----- TEXTO DE LA PÁGINA -----

Valoración del pensamiento como sexto sentido

enCandela

Julián Arroyo Pomeda||

Catedrático de Filosofía de Instituto||

Veamos algunos matices o consideraciones críticas del libro de M. Gabriel, El sentido del pensamiento.

Empezando por la conclusión de que hay que construir una filosofía europea, Gabriel se muestra un brillante expositor con muchas energías juveniles, pero también muy lanzado. Tal filosofía está ya hecha y tiene más de veinte siglos. Otra cosa es que haya que extenderla o completarla. Para ello, Kant sigue siendo la clave de bóveda. Sin embargo, Gabriel dice que él ha superado a Kant en la interpretación del mundo. Esto es claramente un pecado de exceso.

Que la realidad no sea únicamente la naturaleza creo que va de suyo, pero ésta es una base imprescindible. Los humanos no actuamos siempre con la naturaleza, sino al margen de ella y aun contra ella, lo cual constituye una aberración de la que la naturaleza misma no tarda en vengarse por ser de justicia. Y sólo en la naturaleza es donde debe anclarse el respeto a la totalidad de seres vivos que viven en ella. Otra cosa es que también ellos piensen. Para aceptar esto habría que ofrecer hechos y datos argumentados que aquí no se dan.

Nadie negará que no seamos nuestro cerebro, pero de aquí a rechazar la filosofía de la mente de los últimos años va un paso gigantesco. Lo que habría que hacer es dialogar con el neurocentrismo desde la filosofía, partiendo de una base empírica necesaria. Sin la estructura cerebral no se puede hablar de la mente, del alma, de la conciencia, ni de nada. El eurocentrismo no es una amenaza, sino que podría ayudar mucho a comprender la libertad.

Sospechar de las neurociencias y remitirse a la antigüedad clásica solamente podría sugerir que la conciencia se mueve por otros derroteros. Sin embargo, su base biológica es innegable. Querer tanto a Platón no debe impedirnos caer en la cuenta de que el dualismo sigue al acecho. La teoría funcionalista continúa importando mucho.

----- INFORMACIÓN -----

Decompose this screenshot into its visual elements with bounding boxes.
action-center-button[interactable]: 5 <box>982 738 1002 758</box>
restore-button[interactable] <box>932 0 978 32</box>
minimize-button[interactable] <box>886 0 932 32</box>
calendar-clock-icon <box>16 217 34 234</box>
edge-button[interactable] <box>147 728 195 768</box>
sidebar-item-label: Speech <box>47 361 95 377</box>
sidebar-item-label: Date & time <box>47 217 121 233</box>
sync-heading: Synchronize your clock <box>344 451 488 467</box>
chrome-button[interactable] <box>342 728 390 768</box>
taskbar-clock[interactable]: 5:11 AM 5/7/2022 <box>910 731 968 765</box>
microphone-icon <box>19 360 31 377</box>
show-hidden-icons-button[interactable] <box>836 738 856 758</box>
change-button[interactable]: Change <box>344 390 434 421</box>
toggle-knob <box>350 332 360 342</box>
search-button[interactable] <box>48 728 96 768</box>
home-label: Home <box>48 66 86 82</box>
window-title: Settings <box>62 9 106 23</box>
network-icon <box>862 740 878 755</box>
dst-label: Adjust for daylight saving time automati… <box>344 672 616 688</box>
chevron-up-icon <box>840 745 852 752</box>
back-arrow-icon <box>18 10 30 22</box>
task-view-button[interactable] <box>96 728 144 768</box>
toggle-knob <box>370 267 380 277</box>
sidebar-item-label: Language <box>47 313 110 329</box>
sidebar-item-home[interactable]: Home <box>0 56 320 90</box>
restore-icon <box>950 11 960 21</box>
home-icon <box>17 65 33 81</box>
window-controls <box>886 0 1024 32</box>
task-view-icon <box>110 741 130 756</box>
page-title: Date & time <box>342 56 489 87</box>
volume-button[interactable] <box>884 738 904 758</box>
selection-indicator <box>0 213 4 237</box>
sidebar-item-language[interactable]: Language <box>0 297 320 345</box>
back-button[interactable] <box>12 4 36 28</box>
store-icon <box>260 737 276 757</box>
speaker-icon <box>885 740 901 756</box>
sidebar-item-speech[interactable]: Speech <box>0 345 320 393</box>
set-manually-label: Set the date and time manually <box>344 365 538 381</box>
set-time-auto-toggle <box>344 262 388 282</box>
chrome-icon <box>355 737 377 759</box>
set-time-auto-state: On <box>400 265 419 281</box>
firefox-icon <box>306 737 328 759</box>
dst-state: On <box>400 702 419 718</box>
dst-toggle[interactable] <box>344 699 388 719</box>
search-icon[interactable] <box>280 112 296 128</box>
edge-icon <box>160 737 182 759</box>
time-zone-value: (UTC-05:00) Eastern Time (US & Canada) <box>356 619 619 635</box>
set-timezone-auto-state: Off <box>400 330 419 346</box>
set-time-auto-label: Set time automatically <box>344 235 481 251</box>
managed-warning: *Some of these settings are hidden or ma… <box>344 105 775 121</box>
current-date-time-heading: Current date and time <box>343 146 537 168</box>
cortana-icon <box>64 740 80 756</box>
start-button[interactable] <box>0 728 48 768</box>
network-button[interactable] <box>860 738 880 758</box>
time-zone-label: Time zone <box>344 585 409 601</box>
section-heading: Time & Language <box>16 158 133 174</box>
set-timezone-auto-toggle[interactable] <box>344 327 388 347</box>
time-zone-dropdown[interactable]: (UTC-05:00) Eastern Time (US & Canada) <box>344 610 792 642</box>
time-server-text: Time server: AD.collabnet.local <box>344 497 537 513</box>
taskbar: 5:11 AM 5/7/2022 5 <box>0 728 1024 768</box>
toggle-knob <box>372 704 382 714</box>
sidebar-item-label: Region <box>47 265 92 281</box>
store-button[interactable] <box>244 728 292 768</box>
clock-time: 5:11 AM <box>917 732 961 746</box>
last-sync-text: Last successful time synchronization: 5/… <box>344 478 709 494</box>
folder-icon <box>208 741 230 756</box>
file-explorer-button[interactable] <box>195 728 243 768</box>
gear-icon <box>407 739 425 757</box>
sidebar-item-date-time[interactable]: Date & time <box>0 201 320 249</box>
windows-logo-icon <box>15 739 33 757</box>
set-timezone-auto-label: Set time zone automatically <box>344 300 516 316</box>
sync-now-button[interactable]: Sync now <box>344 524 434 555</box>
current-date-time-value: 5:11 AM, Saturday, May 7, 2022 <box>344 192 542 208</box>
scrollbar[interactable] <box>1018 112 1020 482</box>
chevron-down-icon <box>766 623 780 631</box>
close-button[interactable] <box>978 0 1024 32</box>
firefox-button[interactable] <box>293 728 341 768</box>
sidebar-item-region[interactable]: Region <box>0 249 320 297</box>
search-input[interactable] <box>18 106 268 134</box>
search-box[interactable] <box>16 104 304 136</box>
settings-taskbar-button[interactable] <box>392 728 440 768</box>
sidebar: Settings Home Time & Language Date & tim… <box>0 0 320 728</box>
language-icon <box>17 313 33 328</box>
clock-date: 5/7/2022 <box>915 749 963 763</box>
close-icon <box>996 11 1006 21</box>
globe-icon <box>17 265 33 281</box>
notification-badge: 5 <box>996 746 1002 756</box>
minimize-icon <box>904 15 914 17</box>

-----

## TAREAS Y EJERCICIOS
- 1) Responde con datos de la reseña del libro de Gabriel:
(a) ¿Qué filósofo sigue siendo la clave de bóveda para extender o completar la filosofía europea?
(b) ¿Cuántos siglos tiene, según el autor, esa filosofía europea?
(c) ¿Qué teoría continúa importando mucho, según el último párrafo?
- 2) Prosigue la reseña del libro de Gabriel a partir de su último párrafo.

## SOLUCIONES
- 1)
(a) Kant.
(b) Más de veinte siglos.
(c) La teoría funcionalista.

- 2)
La teoría del pensamiento de Gabriel es una postura que me parece respetable, pero tampoco es la única. La importancia que concede a los “campos de sentido” también tiene gran interés, pero sin olvidar que no se trata más que de una expresión o concepto para entender la realidad sin necesidad de darle tanta exclusividad.

La cultura occidental ha sido siempre reacia a estudiar la mente como un fenómeno natural, es decir, biológico. Desde Descartes, especialmente, lo material y lo inmaterial (creencias, pensamientos, deseos, sentimientos, etc.) que es subjetivo y mental y de difícil explicación. Sin embargo, los procesos mentales requieren para su explicación raíces biológicas y dependen de la estructura y funcionamiento del cerebro y de las combinaciones genéticas. No todo queda aquí, sino que hay que contar también con lo sociocultural que vuelve a modelarlo. El órgano de la mente es siempre el cerebro y de la actividad de las regiones cerebrales se genera la mente. Que a todo esto se denomine ahora ‘sexto sentido’ es lo de menos, pero sin olvidar la complejidad de su funcionamiento, que solo las neurociencias podrán ir explicando gradualmente.